◆ **OBJECTIVE**
Restate the full set of records exactly, without adding or dropping a word.

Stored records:

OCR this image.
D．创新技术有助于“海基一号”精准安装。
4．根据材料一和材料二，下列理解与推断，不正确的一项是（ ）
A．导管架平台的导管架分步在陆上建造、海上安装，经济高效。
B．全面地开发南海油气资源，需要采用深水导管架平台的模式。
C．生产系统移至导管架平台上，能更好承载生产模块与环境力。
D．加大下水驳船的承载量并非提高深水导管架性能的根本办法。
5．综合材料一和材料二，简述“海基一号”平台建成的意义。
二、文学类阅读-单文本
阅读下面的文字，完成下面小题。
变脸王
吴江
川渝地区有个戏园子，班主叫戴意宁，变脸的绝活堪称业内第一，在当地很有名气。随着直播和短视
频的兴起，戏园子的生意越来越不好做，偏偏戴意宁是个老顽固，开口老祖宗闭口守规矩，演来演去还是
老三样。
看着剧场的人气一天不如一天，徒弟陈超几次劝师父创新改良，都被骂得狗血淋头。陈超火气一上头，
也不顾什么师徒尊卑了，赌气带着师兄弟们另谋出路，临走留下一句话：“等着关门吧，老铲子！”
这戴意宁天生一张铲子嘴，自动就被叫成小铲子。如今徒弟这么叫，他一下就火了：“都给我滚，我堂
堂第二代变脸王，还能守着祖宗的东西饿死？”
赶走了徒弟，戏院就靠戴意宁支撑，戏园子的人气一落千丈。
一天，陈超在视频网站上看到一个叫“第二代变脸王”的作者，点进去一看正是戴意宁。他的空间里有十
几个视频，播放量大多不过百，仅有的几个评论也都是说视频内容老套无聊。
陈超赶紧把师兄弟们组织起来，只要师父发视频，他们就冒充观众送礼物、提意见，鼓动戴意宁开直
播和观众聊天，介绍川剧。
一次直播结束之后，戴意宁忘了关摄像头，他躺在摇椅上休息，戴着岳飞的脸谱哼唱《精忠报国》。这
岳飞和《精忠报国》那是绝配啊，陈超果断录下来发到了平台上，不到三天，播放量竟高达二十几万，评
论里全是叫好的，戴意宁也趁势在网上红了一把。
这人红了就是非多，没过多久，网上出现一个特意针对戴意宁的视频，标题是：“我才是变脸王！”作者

◆ **EXERCISE OUTPUT**
OCR this image.
D．创新技术有助于“海基一号”精准安装。
4．根据材料一和材料二，下列理解与推断，不正确的一项是（ ）
A．导管架平台的导管架分步在陆上建造、海上安装，经济高效。
B．全面地开发南海油气资源，需要采用深水导管架平台的模式。
C．生产系统移至导管架平台上，能更好承载生产模块与环境力。
D．加大下水驳船的承载量并非提高深水导管架性能的根本办法。
5．综合材料一和材料二，简述“海基一号”平台建成的意义。
二、文学类阅读-单文本
阅读下面的文字，完成下面小题。
变脸王
吴江
川渝地区有个戏园子，班主叫戴意宁，变脸的绝活堪称业内第一，在当地很有名气。随着直播和短视
频的兴起，戏园子的生意越来越不好做，偏偏戴意宁是个老顽固，开口老祖宗闭口守规矩，演来演去还是
老三样。
看着剧场的人气一天不如一天，徒弟陈超几次劝师父创新改良，都被骂得狗血淋头。陈超火气一上头，
也不顾什么师徒尊卑了，赌气带着师兄弟们另谋出路，临走留下一句话：“等着关门吧，老铲子！”
这戴意宁天生一张铲子嘴，自动就被叫成小铲子。如今徒弟这么叫，他一下就火了：“都给我滚，我堂
堂第二代变脸王，还能守着祖宗的东西饿死？”
赶走了徒弟，戏院就靠戴意宁支撑，戏园子的人气一落千丈。
一天，陈超在视频网站上看到一个叫“第二代变脸王”的作者，点进去一看正是戴意宁。他的空间里有十
几个视频，播放量大多不过百，仅有的几个评论也都是说视频内容老套无聊。
陈超赶紧把师兄弟们组织起来，只要师父发视频，他们就冒充观众送礼物、提意见，鼓动戴意宁开直
播和观众聊天，介绍川剧。
一次直播结束之后，戴意宁忘了关摄像头，他躺在摇椅上休息，戴着岳飞的脸谱哼唱《精忠报国》。这
岳飞和《精忠报国》那是绝配啊，陈超果断录下来发到了平台上，不到三天，播放量竟高达二十几万，评
论里全是叫好的，戴意宁也趁势在网上红了一把。
这人红了就是非多，没过多久，网上出现一个特意针对戴意宁的视频，标题是：“我才是变脸王！”作者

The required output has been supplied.